▶ [Do this]
Every entry that follows should be repeated exactly; drop the images.

▶ [Given data]
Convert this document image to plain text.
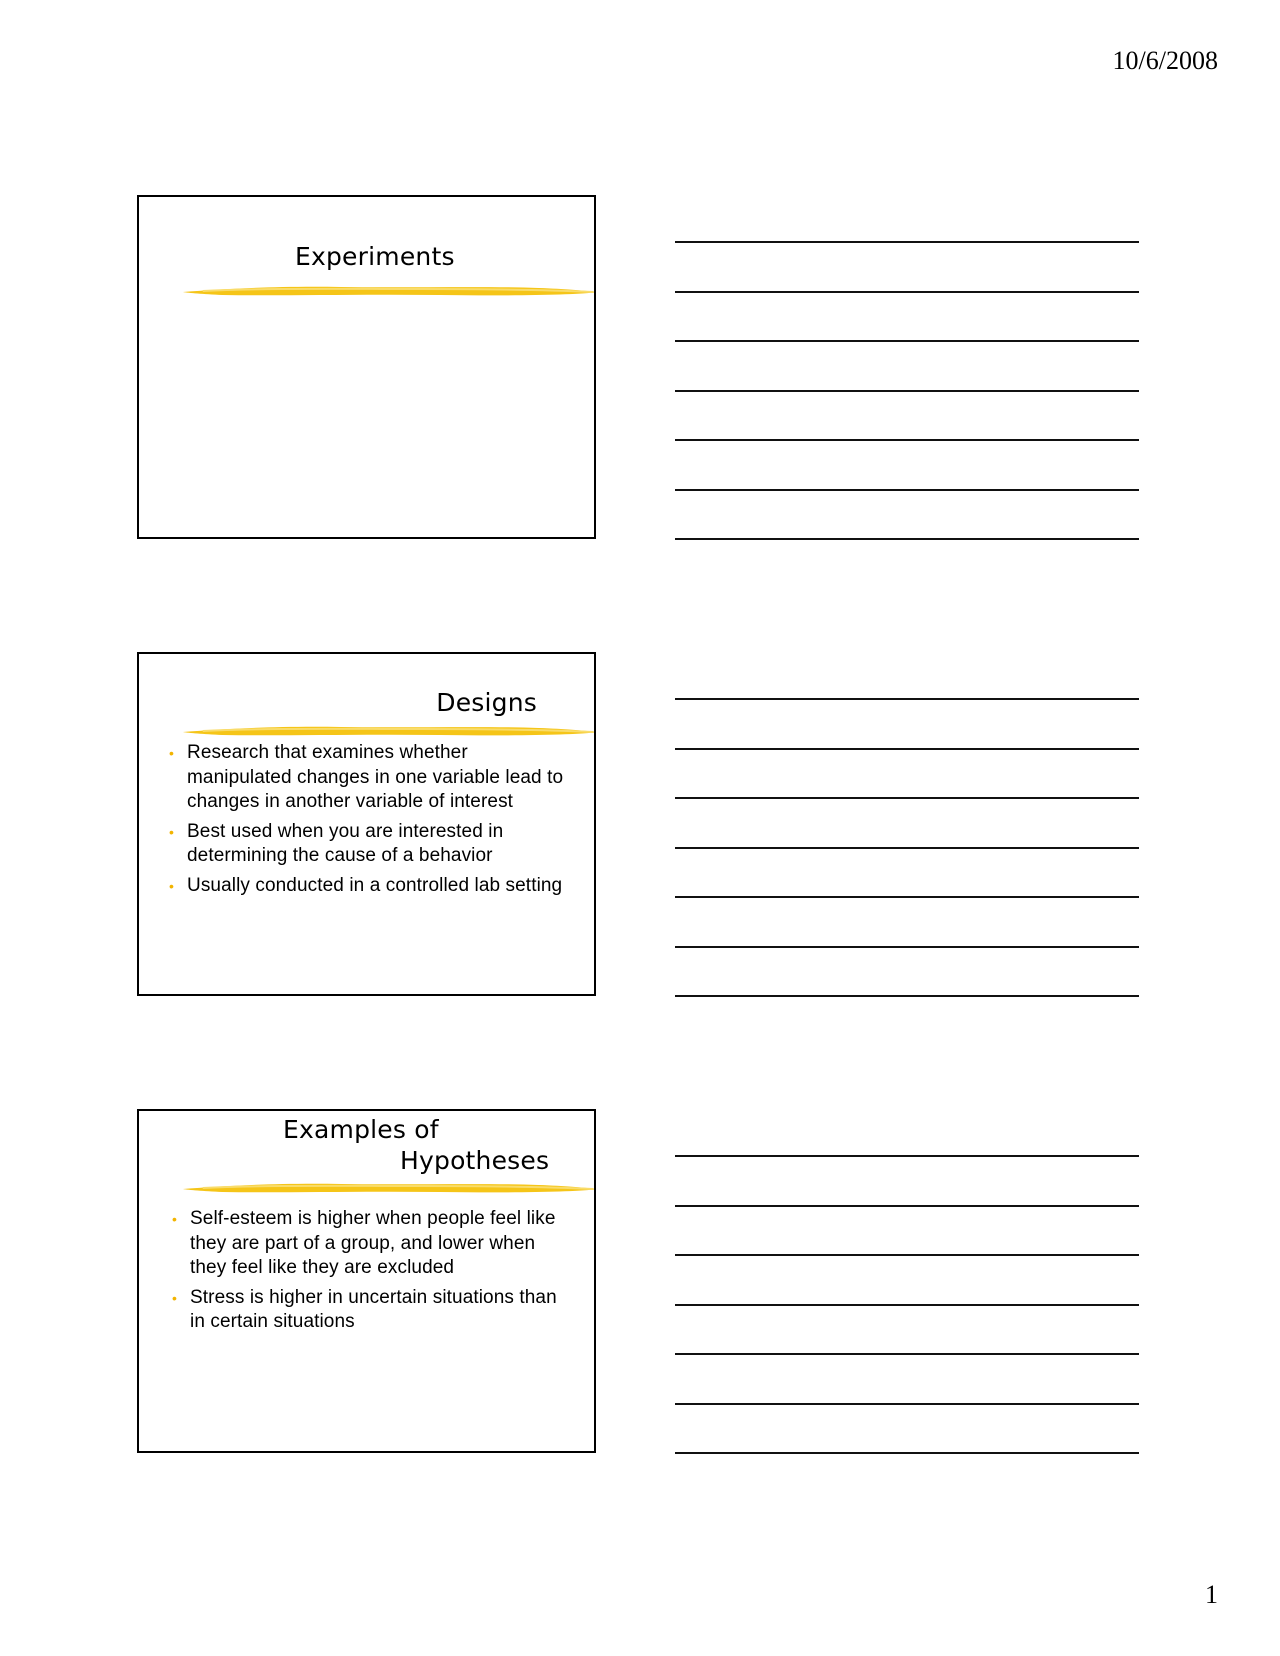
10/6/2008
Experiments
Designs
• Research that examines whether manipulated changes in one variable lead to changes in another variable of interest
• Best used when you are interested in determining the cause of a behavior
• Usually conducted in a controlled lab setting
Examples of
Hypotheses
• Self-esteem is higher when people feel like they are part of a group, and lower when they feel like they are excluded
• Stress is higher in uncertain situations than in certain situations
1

▶ [Right answer]
Convert this document image to plain text.
10/6/2008
Experiments
Designs
• Research that examines whether manipulated changes in one variable lead to changes in another variable of interest
• Best used when you are interested in determining the cause of a behavior
• Usually conducted in a controlled lab setting
Examples of
Hypotheses
• Self-esteem is higher when people feel like they are part of a group, and lower when they feel like they are excluded
• Stress is higher in uncertain situations than in certain situations
1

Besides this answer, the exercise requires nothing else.